> Task
Write the data below out exactly as it stands. Do not include the pictures.

________________________________________

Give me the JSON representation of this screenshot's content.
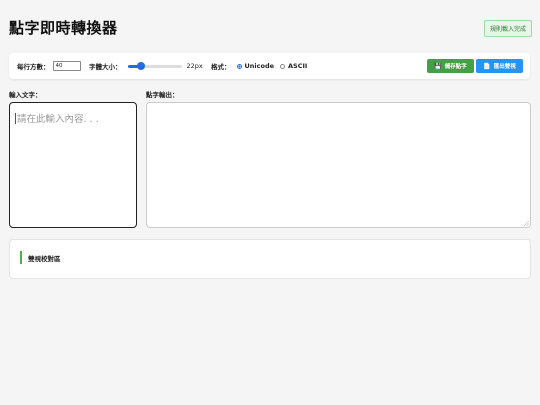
{
  "header": {
    "title": "點字即時轉換器",
    "status_badge": "規則載入完成"
  },
  "toolbar": {
    "cells_per_line_label": "每行方數：",
    "cells_per_line_value": "40",
    "font_size_label": "字體大小：",
    "font_size_value": "22px",
    "font_size_slider_fraction": 0.25,
    "format_label": "格式：",
    "format_options": [
      {
        "label": "Unicode",
        "checked": true
      },
      {
        "label": "ASCII",
        "checked": false
      }
    ],
    "save_button": {
      "label": "儲存點字",
      "icon": "save-icon"
    },
    "export_button": {
      "label": "匯出雙視",
      "icon": "document-icon"
    }
  },
  "input": {
    "label": "輸入文字：",
    "placeholder": "請在此輸入內容. . ."
  },
  "output": {
    "label": "點字輸出："
  },
  "preview": {
    "title": "雙視校對區"
  },
  "colors": {
    "accent_blue": "#2196f3",
    "accent_green": "#43a047",
    "slider": "#1e6fe0",
    "badge_green": "#2e7d32"
  }
}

________________________________________

> Task result
Give me the JSON representation of this screenshot's content.
{
  "header": {
    "title": "點字即時轉換器",
    "status_badge": "規則載入完成"
  },
  "toolbar": {
    "cells_per_line_label": "每行方數：",
    "cells_per_line_value": "40",
    "font_size_label": "字體大小：",
    "font_size_value": "22px",
    "font_size_slider_fraction": 0.25,
    "format_label": "格式：",
    "format_options": [
      {
        "label": "Unicode",
        "checked": true
      },
      {
        "label": "ASCII",
        "checked": false
      }
    ],
    "save_button": {
      "label": "儲存點字",
      "icon": "save-icon"
    },
    "export_button": {
      "label": "匯出雙視",
      "icon": "document-icon"
    }
  },
  "input": {
    "label": "輸入文字：",
    "placeholder": "請在此輸入內容. . ."
  },
  "output": {
    "label": "點字輸出："
  },
  "preview": {
    "title": "雙視校對區"
  },
  "colors": {
    "accent_blue": "#2196f3",
    "accent_green": "#43a047",
    "slider": "#1e6fe0",
    "badge_green": "#2e7d32"
  }
}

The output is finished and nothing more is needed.